### O que se pede:
Por favor, transcreva o trecho do texto sobre a demissão de David Blatt entre "A minha opinião" e "envolve Pat Riley.", inclusive, trocando "Pat Riley" por "Phil Jackson".

A gente tenta negar, tenta fugir, mas esse papo da MALDIÇÃO do Bola Presa vai durar um tempo ainda. Dessa vez, no mesmo dia em que publicamos um podcast quase todo dedicado a falar dos problemas do Cleveland Cavaliers, o técnico David Blatt foi demitido pelo time que é o líder do Leste.
Durante o papo nós falamos sobre a possibilidade de demissão, mas acho que o único momento em que falamos sobre ela ser imediata foi quando o Danilo disse que a derrota para o Golden State Warriors, em casa e de goleada, tinha sido do tipo que derruba treinadores no futebol brasileiro. Bom, que chamem o Milton Neves então porque foi exatamente o que aconteceu. Não só nós fomos pegos de surpresa, segundo a imprensa a americana os jogadores do Cavs acharam que Kevin Love havia sido trocado quando foram chamados para uma reunião.
A minha opinião segue a mesma de ontem: o mais sensato seria deixar David Blatt usar a segunda metade da temporada para ajustar o time e, dependendo do resultado, mandá-lo embora após a temporada. Não só na offseason existem mais técnicos disponíveis para entrevistas, mas também é bem difícil mudar um time no meio do ano. O único impedimento para essa decisão seria a pressa: se não há a mínima esperança de ganhar com Blatt, zero possibilidade, nenhuma confiança do grupo, aí podem arriscar. Se não estou enganado, apenas o Miami Heat de 2006, que trocou Stan Van Gundy por Pat Riley, conseguiu ser campeão após trocar de comando com o campeonato rolando. É raro, difícil e envolve Pat Riley.
Muitos estão colocando a demissão de Blatt nas costas de LeBron James, como se ele tivesse ordenado a ação e fosse dono do Cleveland Cavaliers. Não é totalmente assim, mas é um MUITO assim. O General Manager do time, David Griffin, disse que não consultou nenhum jogador sobre o assunto e eu acredito nele, até porque não precisava. LeBron James não é o tipo de jogador que gosta de sentar na mesa da direção da equipe e participar das decisões, acha que pega mal parecer tão mandão assim, mas faz questão de deixar suas intenções claras. É o clássico passivo-agressivo.

### Dados fornecidos:

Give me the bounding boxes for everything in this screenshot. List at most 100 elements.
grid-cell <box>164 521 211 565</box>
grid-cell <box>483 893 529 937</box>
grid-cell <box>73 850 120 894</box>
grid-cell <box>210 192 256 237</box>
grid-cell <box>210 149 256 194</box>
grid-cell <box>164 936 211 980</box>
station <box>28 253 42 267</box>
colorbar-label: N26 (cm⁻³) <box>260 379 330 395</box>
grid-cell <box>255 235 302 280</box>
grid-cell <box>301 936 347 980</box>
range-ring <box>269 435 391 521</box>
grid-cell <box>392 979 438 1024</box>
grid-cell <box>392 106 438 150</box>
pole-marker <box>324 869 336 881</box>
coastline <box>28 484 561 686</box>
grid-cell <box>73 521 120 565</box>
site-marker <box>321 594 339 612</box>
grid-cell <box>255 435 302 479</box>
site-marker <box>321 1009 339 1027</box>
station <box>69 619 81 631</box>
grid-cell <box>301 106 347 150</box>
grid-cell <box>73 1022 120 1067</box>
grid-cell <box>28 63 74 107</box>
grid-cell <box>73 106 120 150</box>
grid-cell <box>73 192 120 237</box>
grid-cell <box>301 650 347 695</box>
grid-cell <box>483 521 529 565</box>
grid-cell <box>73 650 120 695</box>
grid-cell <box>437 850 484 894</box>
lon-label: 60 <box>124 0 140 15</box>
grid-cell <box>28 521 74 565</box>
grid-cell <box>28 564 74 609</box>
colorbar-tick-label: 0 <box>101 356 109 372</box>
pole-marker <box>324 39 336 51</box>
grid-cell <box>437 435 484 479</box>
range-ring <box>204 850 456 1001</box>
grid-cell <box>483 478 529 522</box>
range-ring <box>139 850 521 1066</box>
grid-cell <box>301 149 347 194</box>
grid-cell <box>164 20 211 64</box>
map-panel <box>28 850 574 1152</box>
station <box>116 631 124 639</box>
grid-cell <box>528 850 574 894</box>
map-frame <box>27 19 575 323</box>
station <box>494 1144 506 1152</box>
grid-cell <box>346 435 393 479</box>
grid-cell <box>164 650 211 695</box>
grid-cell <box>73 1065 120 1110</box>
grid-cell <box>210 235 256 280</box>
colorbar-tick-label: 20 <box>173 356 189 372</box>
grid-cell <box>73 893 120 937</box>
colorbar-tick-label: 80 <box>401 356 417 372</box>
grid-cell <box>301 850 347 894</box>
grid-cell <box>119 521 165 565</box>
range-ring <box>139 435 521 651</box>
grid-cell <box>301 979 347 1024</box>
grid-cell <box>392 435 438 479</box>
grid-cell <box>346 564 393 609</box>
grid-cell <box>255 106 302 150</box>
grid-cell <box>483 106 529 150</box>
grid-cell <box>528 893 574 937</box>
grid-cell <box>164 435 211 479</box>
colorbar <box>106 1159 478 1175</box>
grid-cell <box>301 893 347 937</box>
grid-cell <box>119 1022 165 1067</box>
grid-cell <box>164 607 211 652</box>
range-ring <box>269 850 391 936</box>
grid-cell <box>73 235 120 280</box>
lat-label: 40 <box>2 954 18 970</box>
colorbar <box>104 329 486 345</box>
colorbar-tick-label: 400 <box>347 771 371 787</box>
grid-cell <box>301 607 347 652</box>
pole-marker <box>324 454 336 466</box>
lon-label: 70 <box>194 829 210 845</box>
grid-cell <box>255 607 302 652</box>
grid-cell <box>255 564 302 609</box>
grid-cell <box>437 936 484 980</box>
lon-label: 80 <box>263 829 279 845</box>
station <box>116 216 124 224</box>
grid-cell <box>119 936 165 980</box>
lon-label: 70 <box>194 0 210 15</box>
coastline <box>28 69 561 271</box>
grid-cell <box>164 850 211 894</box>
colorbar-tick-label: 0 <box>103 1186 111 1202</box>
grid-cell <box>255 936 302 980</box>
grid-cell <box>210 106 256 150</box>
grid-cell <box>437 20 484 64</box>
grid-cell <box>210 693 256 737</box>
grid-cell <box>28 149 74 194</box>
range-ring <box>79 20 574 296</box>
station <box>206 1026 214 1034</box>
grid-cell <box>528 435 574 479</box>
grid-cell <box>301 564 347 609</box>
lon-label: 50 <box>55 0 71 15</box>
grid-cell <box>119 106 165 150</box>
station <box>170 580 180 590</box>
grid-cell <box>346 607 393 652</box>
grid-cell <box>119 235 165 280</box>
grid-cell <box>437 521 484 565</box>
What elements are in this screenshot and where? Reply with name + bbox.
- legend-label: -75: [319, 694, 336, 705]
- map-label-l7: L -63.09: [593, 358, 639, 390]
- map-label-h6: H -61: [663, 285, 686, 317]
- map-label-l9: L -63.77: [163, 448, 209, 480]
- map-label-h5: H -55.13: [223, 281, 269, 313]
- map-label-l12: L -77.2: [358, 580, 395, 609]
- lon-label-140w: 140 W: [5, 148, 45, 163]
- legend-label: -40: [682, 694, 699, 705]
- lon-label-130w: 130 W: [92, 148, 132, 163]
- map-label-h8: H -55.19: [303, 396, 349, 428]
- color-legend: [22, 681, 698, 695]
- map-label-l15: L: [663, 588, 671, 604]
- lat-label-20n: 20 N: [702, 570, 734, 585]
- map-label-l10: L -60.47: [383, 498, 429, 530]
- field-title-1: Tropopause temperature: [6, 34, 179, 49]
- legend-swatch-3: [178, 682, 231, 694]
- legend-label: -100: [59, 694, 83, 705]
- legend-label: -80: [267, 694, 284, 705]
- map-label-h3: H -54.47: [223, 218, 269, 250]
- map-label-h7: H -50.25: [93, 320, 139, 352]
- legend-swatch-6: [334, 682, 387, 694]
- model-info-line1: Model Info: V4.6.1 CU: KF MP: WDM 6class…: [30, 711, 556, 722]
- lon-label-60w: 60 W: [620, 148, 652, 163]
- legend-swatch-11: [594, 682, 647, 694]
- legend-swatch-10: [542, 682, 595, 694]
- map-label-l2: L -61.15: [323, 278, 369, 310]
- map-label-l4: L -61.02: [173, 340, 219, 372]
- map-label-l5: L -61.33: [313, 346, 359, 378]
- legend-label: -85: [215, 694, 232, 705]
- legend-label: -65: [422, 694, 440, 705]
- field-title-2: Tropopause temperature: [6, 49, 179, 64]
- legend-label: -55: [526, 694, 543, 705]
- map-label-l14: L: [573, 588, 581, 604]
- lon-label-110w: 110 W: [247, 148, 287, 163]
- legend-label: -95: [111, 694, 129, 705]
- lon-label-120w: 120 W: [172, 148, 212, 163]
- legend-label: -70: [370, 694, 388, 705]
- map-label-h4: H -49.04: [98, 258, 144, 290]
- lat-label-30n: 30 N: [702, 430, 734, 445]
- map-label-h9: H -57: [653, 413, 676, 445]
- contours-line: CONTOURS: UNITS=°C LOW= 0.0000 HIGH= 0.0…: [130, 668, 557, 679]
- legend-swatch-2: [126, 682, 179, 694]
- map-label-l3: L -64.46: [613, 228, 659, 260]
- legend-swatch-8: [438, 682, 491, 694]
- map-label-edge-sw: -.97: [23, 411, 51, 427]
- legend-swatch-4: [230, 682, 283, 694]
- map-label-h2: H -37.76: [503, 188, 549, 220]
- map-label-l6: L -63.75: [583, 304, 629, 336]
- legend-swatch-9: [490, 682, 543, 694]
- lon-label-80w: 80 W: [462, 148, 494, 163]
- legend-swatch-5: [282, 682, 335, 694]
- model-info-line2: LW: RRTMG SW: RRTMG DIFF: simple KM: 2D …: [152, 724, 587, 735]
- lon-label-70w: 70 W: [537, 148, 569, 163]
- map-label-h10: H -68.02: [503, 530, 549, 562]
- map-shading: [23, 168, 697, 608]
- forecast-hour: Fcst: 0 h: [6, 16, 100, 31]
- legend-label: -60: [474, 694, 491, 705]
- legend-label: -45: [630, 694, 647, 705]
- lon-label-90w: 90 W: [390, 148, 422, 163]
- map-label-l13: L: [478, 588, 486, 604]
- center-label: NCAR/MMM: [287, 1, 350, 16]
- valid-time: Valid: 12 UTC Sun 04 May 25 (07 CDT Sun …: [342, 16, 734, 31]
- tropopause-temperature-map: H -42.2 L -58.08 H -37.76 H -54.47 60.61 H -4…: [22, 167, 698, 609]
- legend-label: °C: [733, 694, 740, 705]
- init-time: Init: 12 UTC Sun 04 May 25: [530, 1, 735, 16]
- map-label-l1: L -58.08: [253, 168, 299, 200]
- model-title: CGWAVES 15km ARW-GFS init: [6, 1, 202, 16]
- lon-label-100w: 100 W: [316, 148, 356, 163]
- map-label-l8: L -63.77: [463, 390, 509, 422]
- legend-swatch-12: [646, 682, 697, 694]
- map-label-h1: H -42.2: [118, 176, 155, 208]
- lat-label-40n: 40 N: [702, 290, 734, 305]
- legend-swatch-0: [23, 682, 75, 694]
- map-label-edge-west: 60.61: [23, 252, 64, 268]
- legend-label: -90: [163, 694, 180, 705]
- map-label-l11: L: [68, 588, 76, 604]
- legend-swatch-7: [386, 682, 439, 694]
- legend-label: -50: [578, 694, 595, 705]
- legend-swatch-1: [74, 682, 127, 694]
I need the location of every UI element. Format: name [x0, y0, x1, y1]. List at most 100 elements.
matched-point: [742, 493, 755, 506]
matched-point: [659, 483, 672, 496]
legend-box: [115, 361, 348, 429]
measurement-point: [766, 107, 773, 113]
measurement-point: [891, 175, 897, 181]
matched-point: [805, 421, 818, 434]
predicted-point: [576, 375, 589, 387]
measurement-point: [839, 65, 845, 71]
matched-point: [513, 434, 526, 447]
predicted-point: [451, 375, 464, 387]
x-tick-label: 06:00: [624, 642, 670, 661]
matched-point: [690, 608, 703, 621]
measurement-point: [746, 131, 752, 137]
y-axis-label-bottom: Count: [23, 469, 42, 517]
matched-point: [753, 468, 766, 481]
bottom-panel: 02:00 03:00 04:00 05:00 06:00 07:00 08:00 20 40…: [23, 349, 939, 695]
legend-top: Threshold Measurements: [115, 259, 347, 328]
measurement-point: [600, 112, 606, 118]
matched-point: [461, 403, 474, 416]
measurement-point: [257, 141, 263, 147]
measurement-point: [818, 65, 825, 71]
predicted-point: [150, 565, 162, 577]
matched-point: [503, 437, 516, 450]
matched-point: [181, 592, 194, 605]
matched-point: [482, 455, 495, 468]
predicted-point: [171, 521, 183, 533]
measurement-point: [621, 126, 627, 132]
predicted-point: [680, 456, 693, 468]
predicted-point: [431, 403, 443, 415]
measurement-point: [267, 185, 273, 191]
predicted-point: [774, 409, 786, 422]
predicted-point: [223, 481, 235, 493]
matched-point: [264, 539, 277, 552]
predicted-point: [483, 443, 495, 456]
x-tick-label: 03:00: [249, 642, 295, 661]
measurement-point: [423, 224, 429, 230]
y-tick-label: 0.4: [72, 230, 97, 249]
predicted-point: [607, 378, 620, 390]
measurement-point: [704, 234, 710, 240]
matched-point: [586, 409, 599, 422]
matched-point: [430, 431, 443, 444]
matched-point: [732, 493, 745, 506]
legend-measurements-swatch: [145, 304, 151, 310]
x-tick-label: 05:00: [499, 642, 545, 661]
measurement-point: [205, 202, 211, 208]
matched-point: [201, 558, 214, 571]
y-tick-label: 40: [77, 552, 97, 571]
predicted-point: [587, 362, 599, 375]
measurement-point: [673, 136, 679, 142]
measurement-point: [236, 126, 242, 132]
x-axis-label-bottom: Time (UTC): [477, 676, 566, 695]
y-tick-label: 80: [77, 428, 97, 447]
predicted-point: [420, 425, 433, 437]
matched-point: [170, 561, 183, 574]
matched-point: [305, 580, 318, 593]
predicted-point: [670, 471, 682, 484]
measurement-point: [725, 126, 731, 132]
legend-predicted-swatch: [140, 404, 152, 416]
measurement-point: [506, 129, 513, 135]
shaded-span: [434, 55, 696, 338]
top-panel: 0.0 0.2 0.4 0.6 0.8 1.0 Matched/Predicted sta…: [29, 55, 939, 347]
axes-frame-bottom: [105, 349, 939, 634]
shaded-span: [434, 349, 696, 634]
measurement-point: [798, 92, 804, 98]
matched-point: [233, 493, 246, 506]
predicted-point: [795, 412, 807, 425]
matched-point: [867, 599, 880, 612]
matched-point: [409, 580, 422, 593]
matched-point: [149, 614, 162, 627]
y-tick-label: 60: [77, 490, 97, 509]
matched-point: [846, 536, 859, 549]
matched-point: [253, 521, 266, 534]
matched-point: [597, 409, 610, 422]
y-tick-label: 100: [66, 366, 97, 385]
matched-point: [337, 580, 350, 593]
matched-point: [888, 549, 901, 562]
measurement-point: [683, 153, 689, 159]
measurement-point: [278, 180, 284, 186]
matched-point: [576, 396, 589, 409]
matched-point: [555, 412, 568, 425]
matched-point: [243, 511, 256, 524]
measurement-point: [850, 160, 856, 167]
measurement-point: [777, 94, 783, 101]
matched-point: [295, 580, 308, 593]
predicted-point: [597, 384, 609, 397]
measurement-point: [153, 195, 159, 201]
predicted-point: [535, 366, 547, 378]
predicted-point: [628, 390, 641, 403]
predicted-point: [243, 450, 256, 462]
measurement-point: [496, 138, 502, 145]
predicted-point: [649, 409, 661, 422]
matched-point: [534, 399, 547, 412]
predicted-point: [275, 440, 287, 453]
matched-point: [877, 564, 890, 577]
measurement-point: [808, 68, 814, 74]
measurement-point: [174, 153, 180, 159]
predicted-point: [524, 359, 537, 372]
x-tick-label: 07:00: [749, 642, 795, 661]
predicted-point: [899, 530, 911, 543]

### Resposta do exercício:
A minha opinião segue a mesma de ontem: o mais sensato seria deixar David Blatt usar a segunda metade da temporada para ajustar o time e, dependendo do resultado, mandá-lo embora após a temporada. Não só na offseason existem mais técnicos disponíveis para entrevistas, mas também é bem difícil mudar um time no meio do ano. O único impedimento para essa decisão seria a pressa: se não há a mínima esperança de ganhar com Blatt, zero possibilidade, nenhuma confiança do grupo, aí podem arriscar. Se não estou enganado, apenas o Miami Heat de 2006, que trocou Stan Van Gundy por Phil Jackson, conseguiu ser campeão após trocar de comando com o campeonato rolando. É raro, difícil e envolve Phil Jackson.